TEXTO PARA LER:

============================================================

SÉRIE AS POLUIÇÕES SILENCIADAS
Colocado em final de abril de 2019
Poluição Luminosa
Em série iniciada em 25-04-2019, As Poluições Silenciadas, começamos com esta nova rubrica, Poluição Luminosa, através de um artigo escrito expressamente para este espaço digital por Raul Cerveira Lima, Professor na Escola Superior de Saúde do Instituto Politécnico do Porto e investigador do CITEUC – Centro de Investigação da Terra e do Espaço da Universidade de Coimbra.
Outras formas de poluição mal conhecidas do grande público, como a poluição eletromagnética, a radiatividade emitida por fontes de baixa intensidade, os perturbadores endócrinos, a mineração a céu aberto ou pelo fracking, etc, irão sendo analisadas à medida das nossas possibilidades.
Alguns elementos anteriormente aqui colocados sobre o tema remontam a 2010 (Campanha Globe at Night), a 2011 (tertúlia sob o título Voltar a Ver as Estrelas) e a 2018 (tertúlia sob o título Qualidade do Céu e da Noite), as duas últimas asseguradas por Raul Cerveira Lima a nosso convite. As fotografias neste artigo são igualmente de sua autoria.
Os títulos intercalares são da responsabilidade da Campo Aberto.
LUZ A RODOS NÃO É BOA LUZ
A poluição luminosa preenche cada vez mais a paisagem crepuscular e nocturna. Silenciosamente. Os candeeiros de iluminação pública, os painéis publicitários, a iluminação cénica, as montras, as luzes à porta de casa acesas indiscriminadamente toda a noite, não só ofuscam quem por perto passa como contribuem para a dispersão da luz na atmosfera e consequente aumento do brilho difuso do céu, sobrepondo-se à ténue luz das estrelas, planetas ou nebulosas. Que nenhum cidadão em Portugal continental viva hoje sob um céu livre de poluição luminosa deveria dar que pensar. Sim, nem mesmo no interior do país. A luz produzida nos centros urbanos propaga-se pela atmosfera dezenas a centenas de quilómetros e chega aos céus dos locais mais remotos. O melhor céu de hoje do Alentejo, de Trás-os-Montes, do Alto Minho ou das Beiras é pior do que já alguma vez foi.

============================================================

PARTES DO EXERCÍCIO:
[A] No texto sobre poluição luminosa, enumere todas as fontes de luz referidas no parágrafo que começa por "A poluição luminosa preenche".
[B] Prolongue o texto sobre poluição luminosa a partir da sua última frase.

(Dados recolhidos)

============================================================

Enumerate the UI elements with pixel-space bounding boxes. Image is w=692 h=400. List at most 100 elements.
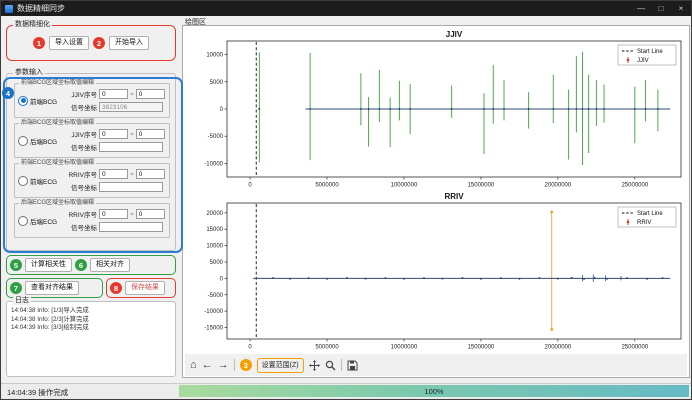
minimize-button[interactable]: — [631,1,651,16]
channel-radio[interactable]: 后端ECG [15,216,65,226]
param-section: 后端BCG区域坐标取值编辑 后端BCG JJIV序号 ~ 信号坐标 [14,123,170,158]
start-import-button[interactable]: 开始导入 [109,36,149,50]
svg-text:5000: 5000 [210,80,224,86]
import-settings-button[interactable]: 导入设置 [49,36,89,50]
channel-radio[interactable]: 前端ECG [15,176,65,186]
view-result-box: 7 查看对齐结果 [6,278,103,298]
save-result-button[interactable]: 保存结果 [125,281,165,295]
radio-icon[interactable] [18,96,28,106]
step-7-badge: 7 [10,282,22,294]
signal-coord-label: 信号坐标 [65,222,97,232]
index-start-input[interactable] [99,169,128,179]
range-separator: ~ [130,91,134,98]
signal-coord-input[interactable] [99,142,163,152]
signal-coord-input[interactable] [99,102,163,112]
svg-text:0: 0 [248,345,252,351]
view-align-result-button[interactable]: 查看对齐结果 [25,281,79,295]
svg-text:-10000: -10000 [204,309,223,315]
svg-text:15000000: 15000000 [468,183,495,189]
index-start-input[interactable] [99,89,128,99]
radio-icon[interactable] [18,176,28,186]
titlebar[interactable]: 数据精细同步 — □ × [1,1,691,16]
step-6-badge: 6 [75,259,87,271]
param-group: 参数输入 前端BCG区域坐标取值编辑 前端BCG JJIV序号 ~ 信号坐标 [6,73,176,251]
maximize-button[interactable]: □ [651,1,671,16]
svg-text:5000000: 5000000 [315,183,339,189]
index-start-input[interactable] [99,129,128,139]
range-separator: ~ [130,171,134,178]
signal-coord-input[interactable] [99,222,163,232]
progress-bar: 100% [179,385,689,397]
jjiv-chart[interactable]: JJIV050000001000000015000000200000002500… [185,28,687,190]
import-group: 数据精细化 1 导入设置 2 开始导入 [6,25,176,61]
step-8-badge: 8 [110,282,122,294]
signal-coord-label: 信号坐标 [65,142,97,152]
step-5-badge: 5 [10,259,22,271]
range-separator: ~ [130,131,134,138]
param-section-title: 后端BCG区域坐标取值编辑 [19,120,96,127]
step-3-badge: 3 [240,359,252,371]
channel-radio[interactable]: 前端BCG [15,96,65,106]
svg-text:-10000: -10000 [204,161,223,167]
import-group-title: 数据精细化 [13,21,52,29]
zoom-icon[interactable] [325,360,336,371]
index-start-input[interactable] [99,209,128,219]
progress-value: 100% [424,387,443,396]
toolbar-separator [234,359,235,371]
range-separator: ~ [130,211,134,218]
svg-text:15000000: 15000000 [468,345,495,351]
app-icon [5,5,13,13]
save-figure-icon[interactable] [347,360,358,371]
correlation-align-button[interactable]: 相关对齐 [90,258,130,272]
signal-coord-input[interactable] [99,182,163,192]
svg-text:20000000: 20000000 [545,345,572,351]
svg-text:0: 0 [220,107,224,113]
svg-text:25000000: 25000000 [621,183,648,189]
channel-radio-label: 前端ECG [30,176,57,186]
index-end-input[interactable] [136,89,165,99]
param-sections: 前端BCG区域坐标取值编辑 前端BCG JJIV序号 ~ 信号坐标 后 [7,79,175,243]
log-line: 14:04:39 Info: [3/3]绘制完成 [11,324,171,333]
app-window: 数据精细同步 — □ × 数据精细化 1 导入设置 2 开始导入 参数输入 前端… [0,0,692,400]
signal-coord-label: 信号坐标 [65,102,97,112]
log-line: 14:04:38 Info: [2/3]计算完成 [11,316,171,325]
step-2-badge: 2 [93,37,105,49]
radio-icon[interactable] [18,216,28,226]
log-line: 14:04:38 Info: [1/3]导入完成 [11,307,171,316]
channel-radio[interactable]: 后端BCG [15,136,65,146]
window-title: 数据精细同步 [17,3,65,14]
status-text: 14:04:39 操作完成 [7,387,68,398]
signal-coord-label: 信号坐标 [65,182,97,192]
svg-text:15000: 15000 [206,227,223,233]
home-icon[interactable]: ⌂ [190,359,197,371]
pan-icon[interactable] [309,360,320,371]
svg-text:RRIV: RRIV [444,192,464,201]
svg-text:20000: 20000 [206,211,223,217]
back-icon[interactable]: ← [202,359,213,371]
set-range-button[interactable]: 设置范围(Z) [257,358,304,373]
forward-icon[interactable]: → [218,359,229,371]
svg-text:0: 0 [248,183,252,189]
svg-text:Start Line: Start Line [637,49,663,55]
statusbar: 14:04:39 操作完成 100% [1,383,691,399]
param-section-title: 前端BCG区域坐标取值编辑 [19,80,96,87]
toolbar-separator [341,359,342,371]
rriv-chart[interactable]: RRIV050000001000000015000000200000002500… [185,190,687,352]
step-1-badge: 1 [33,37,45,49]
svg-text:JJIV: JJIV [637,58,649,64]
index-label: RRIV序号 [65,169,97,179]
svg-text:20000000: 20000000 [545,183,572,189]
param-section-title: 前端ECG区域坐标取值编辑 [19,160,96,167]
param-section: 后端ECG区域坐标取值编辑 后端ECG RRIV序号 ~ 信号坐标 [14,203,170,238]
index-end-input[interactable] [136,209,165,219]
svg-text:-5000: -5000 [208,134,224,140]
param-group-title: 参数输入 [13,69,45,77]
index-end-input[interactable] [136,169,165,179]
log-group-title: 日志 [13,297,31,305]
index-end-input[interactable] [136,129,165,139]
close-button[interactable]: × [671,1,691,16]
compute-correlation-button[interactable]: 计算相关性 [25,258,72,272]
log-group: 日志 14:04:38 Info: [1/3]导入完成14:04:38 Info… [6,301,176,377]
radio-icon[interactable] [18,136,28,146]
svg-text:5000000: 5000000 [315,345,339,351]
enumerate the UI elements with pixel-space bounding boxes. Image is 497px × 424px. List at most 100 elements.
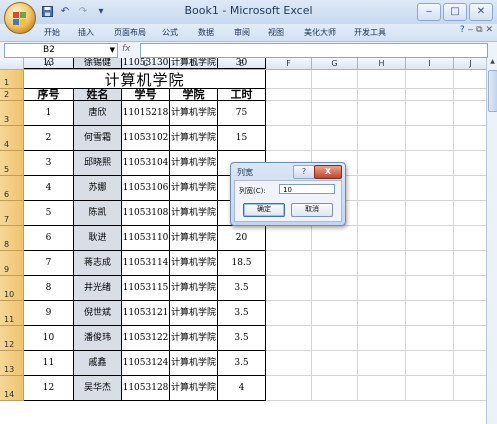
- ok-button[interactable]: 确定: [243, 203, 285, 217]
- data-cell-id[interactable]: 11053124: [122, 351, 170, 376]
- data-cell-college[interactable]: 计算机学院: [170, 276, 218, 301]
- empty-cell[interactable]: [358, 70, 406, 89]
- empty-cell[interactable]: [454, 326, 486, 351]
- empty-cell[interactable]: [406, 151, 454, 176]
- row-header-4[interactable]: 4: [0, 126, 24, 151]
- data-cell-no[interactable]: 12: [24, 376, 74, 401]
- data-cell-name[interactable]: 何雪霜: [74, 126, 122, 151]
- vertical-scrollbar[interactable]: ▲: [486, 58, 497, 424]
- empty-cell[interactable]: [454, 89, 486, 101]
- empty-cell[interactable]: [406, 376, 454, 401]
- data-cell-name[interactable]: 邱晓熙: [74, 151, 122, 176]
- data-cell-id[interactable]: 11053130: [122, 58, 170, 69]
- fx-icon[interactable]: fx: [122, 44, 131, 54]
- data-cell-hours[interactable]: 3.5: [218, 351, 266, 376]
- data-cell-college[interactable]: 计算机学院: [170, 226, 218, 251]
- column-title-cell[interactable]: 学号: [122, 89, 170, 101]
- data-cell-no[interactable]: 13: [24, 58, 74, 69]
- sheet-title-cell[interactable]: 计算机学院: [24, 70, 266, 89]
- tab-view[interactable]: 视图: [268, 27, 284, 38]
- empty-cell[interactable]: [406, 89, 454, 101]
- empty-cell[interactable]: [454, 70, 486, 89]
- data-cell-id[interactable]: 11015218: [122, 101, 170, 126]
- tab-page-layout[interactable]: 页面布局: [114, 27, 146, 38]
- data-cell-no[interactable]: 9: [24, 301, 74, 326]
- empty-cell[interactable]: [406, 176, 454, 201]
- data-cell-id[interactable]: 11053121: [122, 301, 170, 326]
- column-width-input[interactable]: 10: [279, 184, 335, 194]
- row-header-3[interactable]: 3: [0, 101, 24, 126]
- data-cell-name[interactable]: 井光绪: [74, 276, 122, 301]
- empty-cell[interactable]: [358, 351, 406, 376]
- empty-cell[interactable]: [312, 301, 358, 326]
- data-cell-id[interactable]: 11053102: [122, 126, 170, 151]
- empty-cell[interactable]: [358, 151, 406, 176]
- empty-cell[interactable]: [266, 101, 312, 126]
- empty-cell[interactable]: [358, 176, 406, 201]
- data-cell-no[interactable]: 11: [24, 351, 74, 376]
- row-header-7[interactable]: 7: [0, 201, 24, 226]
- data-cell-id[interactable]: 11053104: [122, 151, 170, 176]
- row-header-1[interactable]: 1: [0, 70, 24, 89]
- data-cell-no[interactable]: 6: [24, 226, 74, 251]
- close-button[interactable]: ✕: [469, 3, 493, 21]
- column-header-g[interactable]: G: [312, 58, 358, 70]
- data-cell-college[interactable]: 计算机学院: [170, 126, 218, 151]
- data-cell-name[interactable]: 耿进: [74, 226, 122, 251]
- empty-cell[interactable]: [312, 276, 358, 301]
- row-header-13[interactable]: 13: [0, 351, 24, 376]
- data-cell-id[interactable]: 11053108: [122, 201, 170, 226]
- data-cell-id[interactable]: 11053110: [122, 226, 170, 251]
- empty-cell[interactable]: [266, 301, 312, 326]
- empty-cell[interactable]: [312, 70, 358, 89]
- empty-cell[interactable]: [358, 89, 406, 101]
- column-title-cell[interactable]: 序号: [24, 89, 74, 101]
- row-header-14[interactable]: 14: [0, 376, 24, 401]
- empty-cell[interactable]: [454, 226, 486, 251]
- tab-beautify[interactable]: 美化大师: [304, 27, 336, 38]
- data-cell-id[interactable]: 11053114: [122, 251, 170, 276]
- data-cell-no[interactable]: 8: [24, 276, 74, 301]
- data-cell-name[interactable]: 潘俊玮: [74, 326, 122, 351]
- data-cell-no[interactable]: 5: [24, 201, 74, 226]
- data-cell-name[interactable]: 陈凯: [74, 201, 122, 226]
- name-box[interactable]: B2 ▼: [4, 43, 118, 58]
- data-cell-hours[interactable]: 3.5: [218, 326, 266, 351]
- dialog-close-button[interactable]: X: [314, 165, 342, 179]
- data-cell-hours[interactable]: 30: [218, 58, 266, 69]
- tab-data[interactable]: 数据: [198, 27, 214, 38]
- data-cell-name[interactable]: 苏娜: [74, 176, 122, 201]
- tab-review[interactable]: 审阅: [234, 27, 250, 38]
- empty-cell[interactable]: [406, 301, 454, 326]
- data-cell-hours[interactable]: 4: [218, 376, 266, 401]
- data-cell-college[interactable]: 计算机学院: [170, 301, 218, 326]
- empty-cell[interactable]: [406, 70, 454, 89]
- empty-cell[interactable]: [266, 251, 312, 276]
- empty-cell[interactable]: [312, 251, 358, 276]
- empty-cell[interactable]: [454, 126, 486, 151]
- row-header-5[interactable]: 5: [0, 151, 24, 176]
- empty-cell[interactable]: [454, 201, 486, 226]
- cancel-button[interactable]: 取消: [291, 203, 333, 217]
- empty-cell[interactable]: [454, 151, 486, 176]
- empty-cell[interactable]: [312, 326, 358, 351]
- empty-cell[interactable]: [266, 326, 312, 351]
- data-cell-college[interactable]: 计算机学院: [170, 151, 218, 176]
- column-header-j[interactable]: J: [454, 58, 486, 70]
- empty-cell[interactable]: [358, 226, 406, 251]
- row-header-11[interactable]: 11: [0, 301, 24, 326]
- empty-cell[interactable]: [358, 201, 406, 226]
- data-cell-college[interactable]: 计算机学院: [170, 58, 218, 69]
- empty-cell[interactable]: [266, 226, 312, 251]
- row-header-10[interactable]: 10: [0, 276, 24, 301]
- data-cell-college[interactable]: 计算机学院: [170, 351, 218, 376]
- data-cell-hours[interactable]: 75: [218, 101, 266, 126]
- empty-cell[interactable]: [454, 176, 486, 201]
- data-cell-hours[interactable]: 15: [218, 126, 266, 151]
- data-cell-hours[interactable]: 3.5: [218, 276, 266, 301]
- empty-cell[interactable]: [454, 301, 486, 326]
- data-cell-id[interactable]: 11053106: [122, 176, 170, 201]
- column-header-f[interactable]: F: [266, 58, 312, 70]
- data-cell-id[interactable]: 11053122: [122, 326, 170, 351]
- empty-cell[interactable]: [266, 70, 312, 89]
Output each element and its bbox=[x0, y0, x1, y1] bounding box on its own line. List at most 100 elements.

============================================================

RESPOSTAS POR TAREFA:
[A]
- Candeeiros de iluminação pública
- Painéis publicitários
- Iluminação cénica
- Montras
- Luzes à porta de casa acesas indiscriminadamente toda a noite

[B]
Há hábitos que não deveriam existir e que só por distração, desconhecimento ou inércia não se combatem mais. A habituação a atmosferas poluídas, ao ruído, a águas contaminadas. É hábito também – salvo associações, cientistas ou cidadãos mais atentos – dar conta de que esses hábitos são prejudiciais quando é já demasiado tarde ou quando os danos estão no limiar da reversibilidade (vide a extinção de espécies ou as alterações climáticas). Também muitos se habituaram à contaminação pela luz. Em poucas décadas – não, a luz à noite não está desde sempre entre nós, muito menos na quantidade exagerada e preocupante com que a temos hoje – deixou-se de se conseguir prescindir dela à noite. Associa-se a quantidade de luz à qualidade de vida e, de forma empírica, à segurança, associação esta que a Ciência não confirma, pelo contrário. O excesso de luz está, porém, a desequilibrar ecossistemas, a consumir energia (e o que interessa se esta é renovável se aumentamos sempre o consumo?), a impedir-nos de contemplar o céu, de sentir a noite e a Natureza como elas são. Provavelmente a pôr em causa a saúde pública, se tivermos em conta o acumular de estudos recentes que revelam a importância do escuro à noite e da manutenção dos nossos ritmos circadianos.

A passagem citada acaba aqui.